### [Task goal]
Reproduce the records that follow in full, excluding any picture they contain.

--- Data for this exercise ---

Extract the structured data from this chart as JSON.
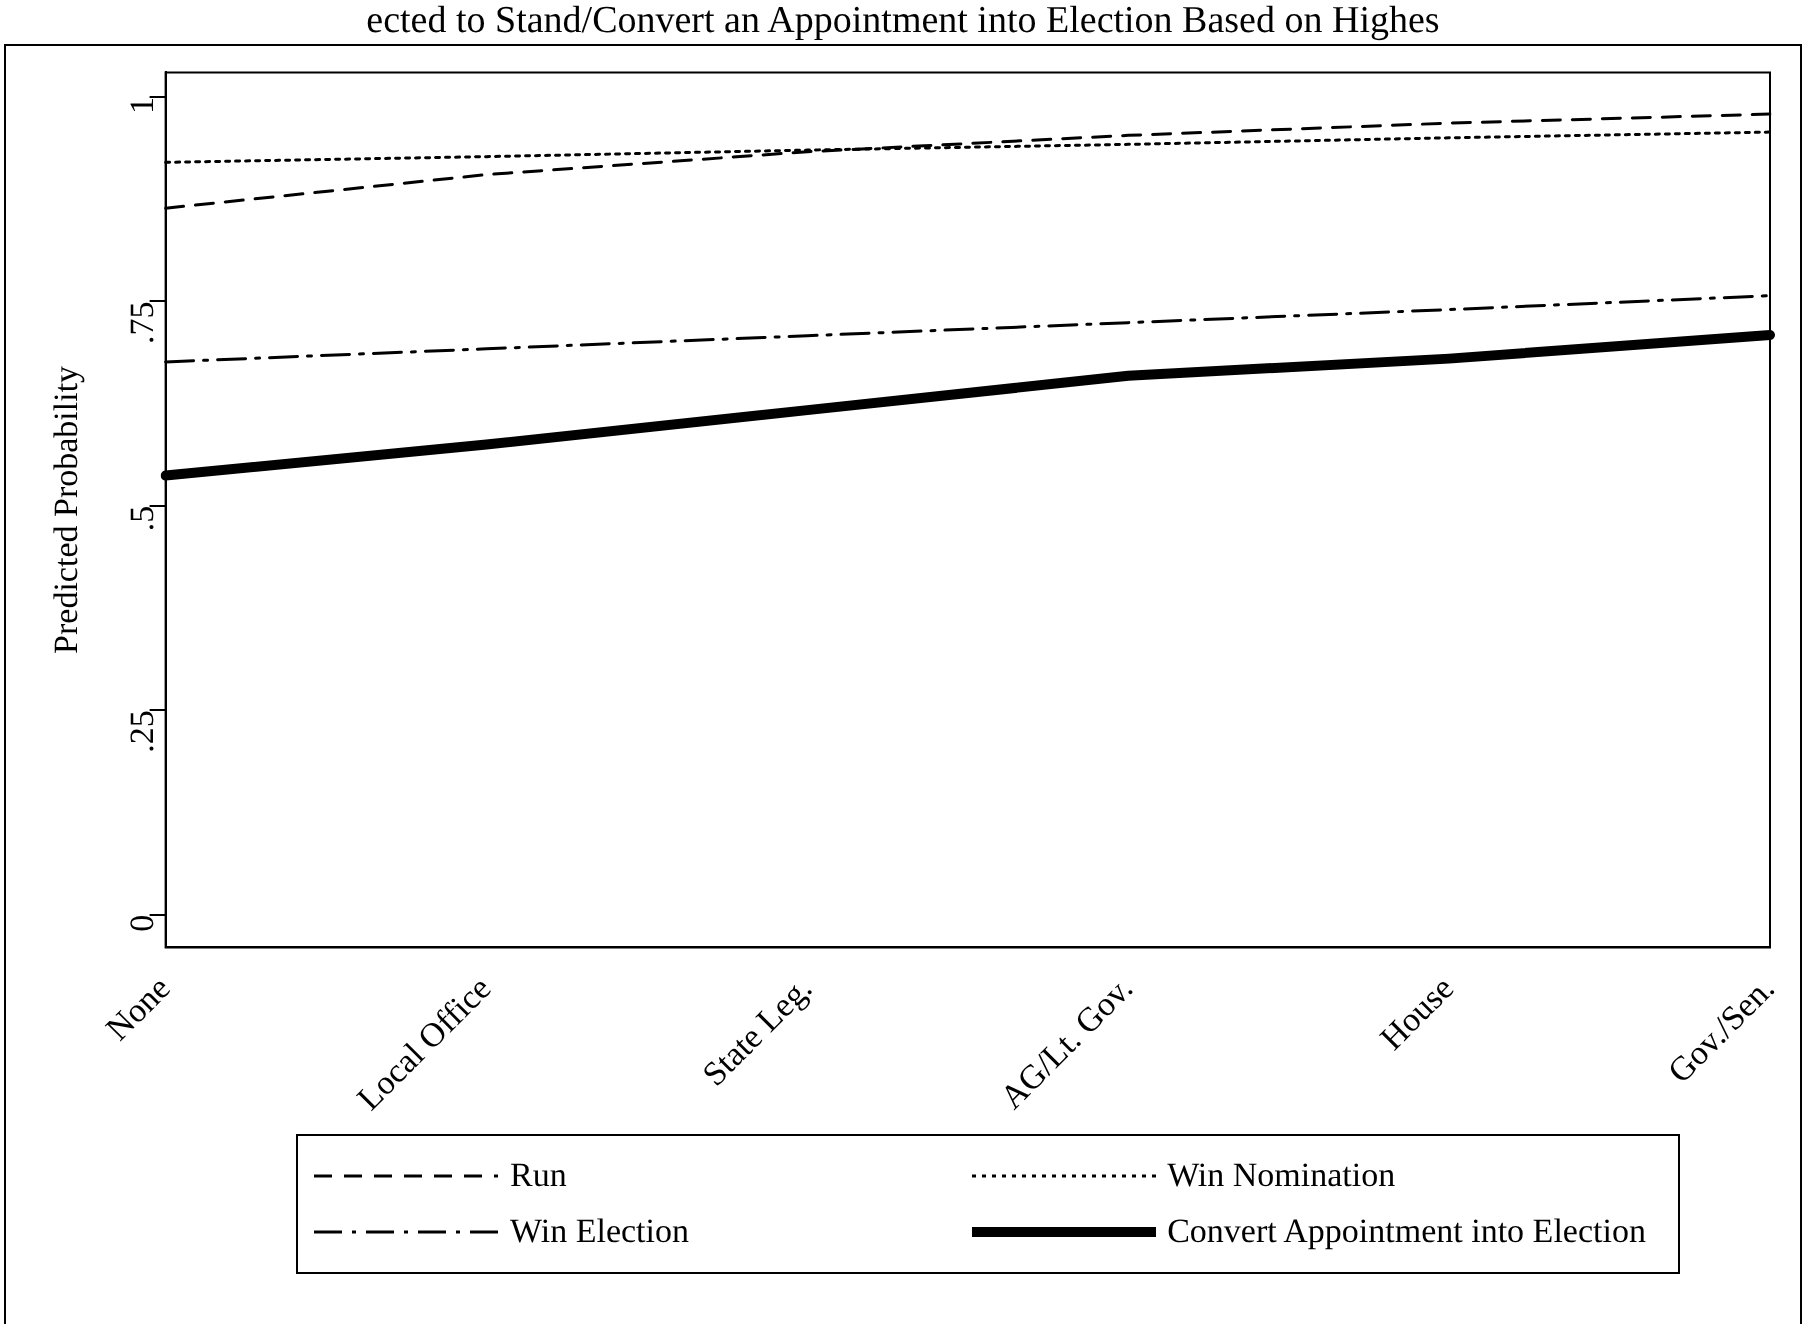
{
  "chart_data": {
    "type": "line",
    "title": "ected to Stand/Convert an Appointment into Election Based on Highes",
    "ylabel": "Predicted Probability",
    "categories": [
      "None",
      "Local Office",
      "State Leg.",
      "AG/Lt. Gov.",
      "House",
      "Gov./Sen."
    ],
    "ylim": [
      -0.04,
      1.03
    ],
    "yticks": [
      {
        "value": 0,
        "label": "0"
      },
      {
        "value": 0.25,
        "label": ".25"
      },
      {
        "value": 0.5,
        "label": ".5"
      },
      {
        "value": 0.75,
        "label": ".75"
      },
      {
        "value": 1,
        "label": "1"
      }
    ],
    "grid": false,
    "legend": "bottom",
    "marker": "none",
    "series": [
      {
        "name": "Run",
        "color": "#000000",
        "line_style": "dashed",
        "values": [
          0.864,
          0.905,
          0.933,
          0.953,
          0.968,
          0.979
        ]
      },
      {
        "name": "Win Nomination",
        "color": "#000000",
        "line_style": "dotted",
        "values": [
          0.92,
          0.927,
          0.935,
          0.942,
          0.95,
          0.957
        ]
      },
      {
        "name": "Win Election",
        "color": "#000000",
        "line_style": "dashdot",
        "values": [
          0.676,
          0.692,
          0.708,
          0.724,
          0.74,
          0.757
        ]
      },
      {
        "name": "Convert Appointment into Election",
        "color": "#000000",
        "line_style": "solid",
        "values": [
          0.537,
          0.575,
          0.617,
          0.659,
          0.68,
          0.709
        ]
      }
    ]
  }
}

---

### [Task response]
Extract the structured data from this chart as JSON.
{
  "chart_data": {
    "type": "line",
    "title": "ected to Stand/Convert an Appointment into Election Based on Highes",
    "ylabel": "Predicted Probability",
    "categories": [
      "None",
      "Local Office",
      "State Leg.",
      "AG/Lt. Gov.",
      "House",
      "Gov./Sen."
    ],
    "ylim": [
      -0.04,
      1.03
    ],
    "yticks": [
      {
        "value": 0,
        "label": "0"
      },
      {
        "value": 0.25,
        "label": ".25"
      },
      {
        "value": 0.5,
        "label": ".5"
      },
      {
        "value": 0.75,
        "label": ".75"
      },
      {
        "value": 1,
        "label": "1"
      }
    ],
    "grid": false,
    "legend": "bottom",
    "marker": "none",
    "series": [
      {
        "name": "Run",
        "color": "#000000",
        "line_style": "dashed",
        "values": [
          0.864,
          0.905,
          0.933,
          0.953,
          0.968,
          0.979
        ]
      },
      {
        "name": "Win Nomination",
        "color": "#000000",
        "line_style": "dotted",
        "values": [
          0.92,
          0.927,
          0.935,
          0.942,
          0.95,
          0.957
        ]
      },
      {
        "name": "Win Election",
        "color": "#000000",
        "line_style": "dashdot",
        "values": [
          0.676,
          0.692,
          0.708,
          0.724,
          0.74,
          0.757
        ]
      },
      {
        "name": "Convert Appointment into Election",
        "color": "#000000",
        "line_style": "solid",
        "values": [
          0.537,
          0.575,
          0.617,
          0.659,
          0.68,
          0.709
        ]
      }
    ]
  }
}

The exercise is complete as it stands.